* [What to produce]: Sort through the data and copy the lines holding the word "Restrict".

* [Data rows]:
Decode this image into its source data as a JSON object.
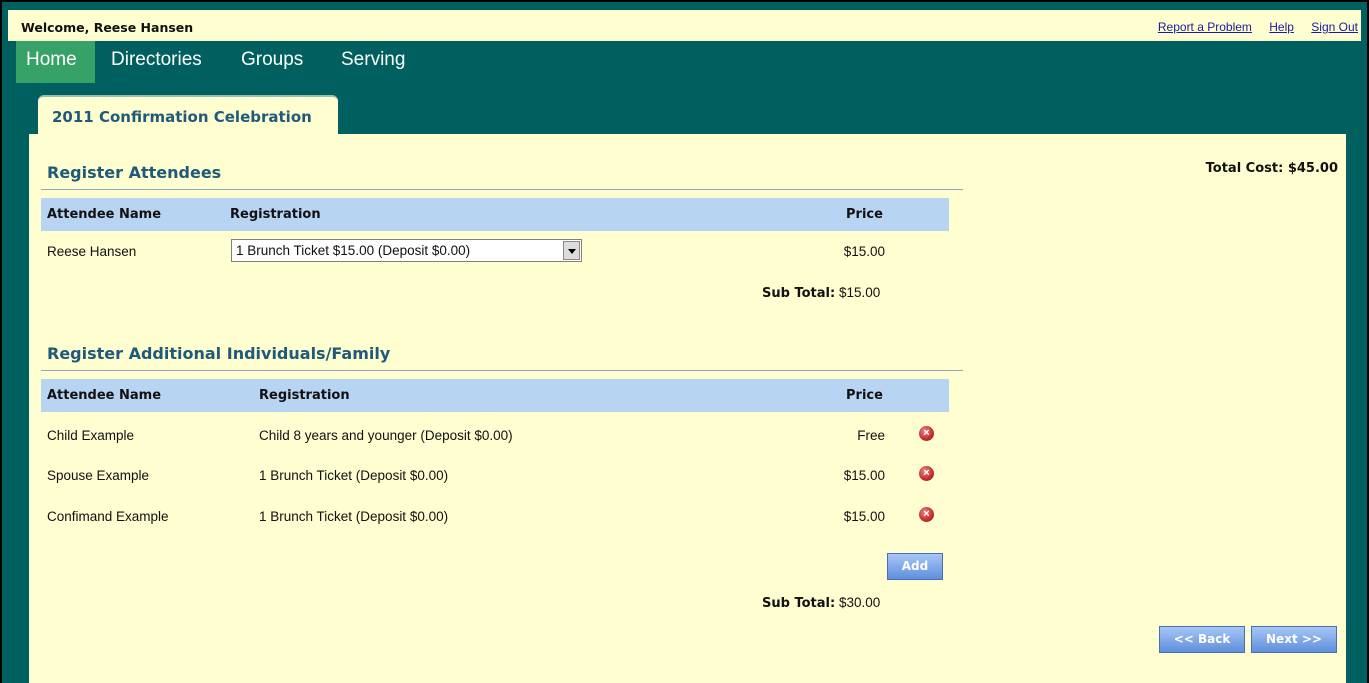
{
  "header": {
    "welcome": "Welcome, Reese Hansen",
    "links": [
      "Report a Problem",
      "Help",
      "Sign Out"
    ]
  },
  "nav": [
    "Home",
    "Directories",
    "Groups",
    "Serving"
  ],
  "tab_title": "2011 Confirmation Celebration",
  "total_cost": "Total Cost: $45.00",
  "register_attendees": {
    "title": "Register Attendees",
    "columns": {
      "name": "Attendee Name",
      "registration": "Registration",
      "price": "Price"
    },
    "row": {
      "name": "Reese Hansen",
      "selected_option": "1 Brunch Ticket $15.00 (Deposit $0.00)",
      "price": "$15.00"
    },
    "subtotal_label": "Sub Total:",
    "subtotal_value": "$15.00"
  },
  "additional": {
    "title": "Register Additional Individuals/Family",
    "columns": {
      "name": "Attendee Name",
      "registration": "Registration",
      "price": "Price"
    },
    "rows": [
      {
        "name": "Child Example",
        "registration": "Child 8 years and younger (Deposit $0.00)",
        "price": "Free"
      },
      {
        "name": "Spouse Example",
        "registration": "1 Brunch Ticket (Deposit $0.00)",
        "price": "$15.00"
      },
      {
        "name": "Confimand Example",
        "registration": "1 Brunch Ticket (Deposit $0.00)",
        "price": "$15.00"
      }
    ],
    "add_label": "Add",
    "subtotal_label": "Sub Total:",
    "subtotal_value": "$30.00"
  },
  "buttons": {
    "back": "<< Back",
    "next": "Next >>"
  },
  "icons": {
    "remove": "remove-circle-icon",
    "dropdown": "chevron-down-icon"
  },
  "colors": {
    "header_bg": "#006060",
    "active_tab": "#36a267",
    "content_bg": "#fefed0",
    "table_header": "#b7d4f2",
    "title_blue": "#1f5a7a"
  }
}
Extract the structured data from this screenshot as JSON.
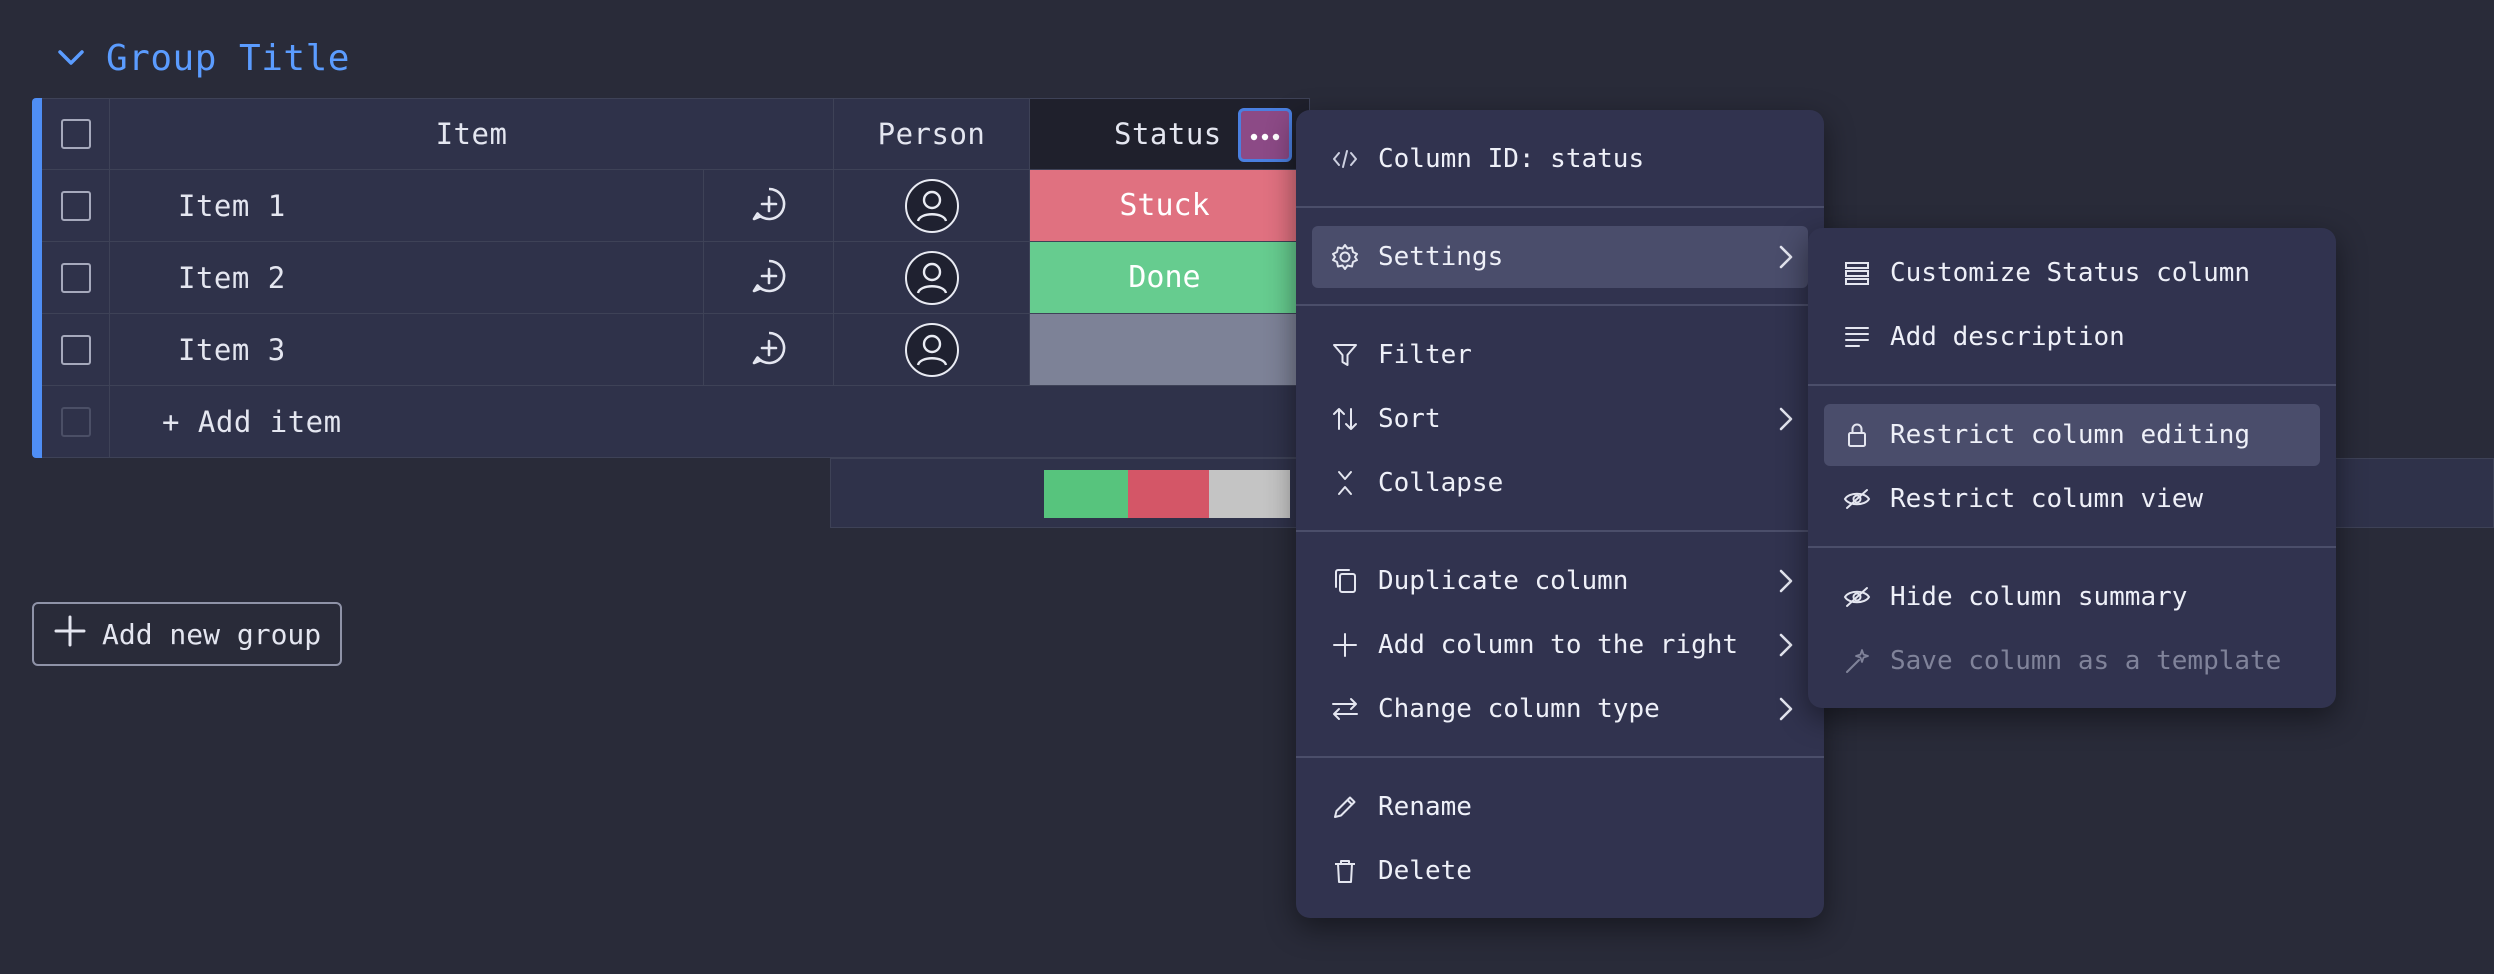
{
  "group": {
    "title": "Group Title"
  },
  "table": {
    "columns": {
      "item": "Item",
      "person": "Person",
      "status": "Status"
    },
    "rows": [
      {
        "name": "Item 1",
        "status": "Stuck"
      },
      {
        "name": "Item 2",
        "status": "Done"
      },
      {
        "name": "Item 3",
        "status": ""
      }
    ],
    "add_item": "+ Add item"
  },
  "status_summary": [
    {
      "label": "Done",
      "fraction": 0.34,
      "color": "#57c47d"
    },
    {
      "label": "Stuck",
      "fraction": 0.33,
      "color": "#d45667"
    },
    {
      "label": "",
      "fraction": 0.33,
      "color": "#c4c4c4"
    }
  ],
  "add_group_label": "Add new group",
  "column_menu": {
    "column_id": "Column ID: status",
    "settings": "Settings",
    "filter": "Filter",
    "sort": "Sort",
    "collapse": "Collapse",
    "duplicate": "Duplicate column",
    "add_right": "Add column to the right",
    "change_type": "Change column type",
    "rename": "Rename",
    "delete": "Delete"
  },
  "settings_submenu": {
    "customize": "Customize Status column",
    "add_description": "Add description",
    "restrict_editing": "Restrict column editing",
    "restrict_view": "Restrict column view",
    "hide_summary": "Hide column summary",
    "save_template": "Save column as a template"
  },
  "colors": {
    "accent": "#5b9cff",
    "stuck": "#e07180",
    "done": "#66cc8f",
    "menu_bg": "#31334f",
    "page_bg": "#292b39"
  }
}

* [Answer to this exercise]:
    "restrict_editing": "Restrict column editing",
    "restrict_view": "Restrict column view",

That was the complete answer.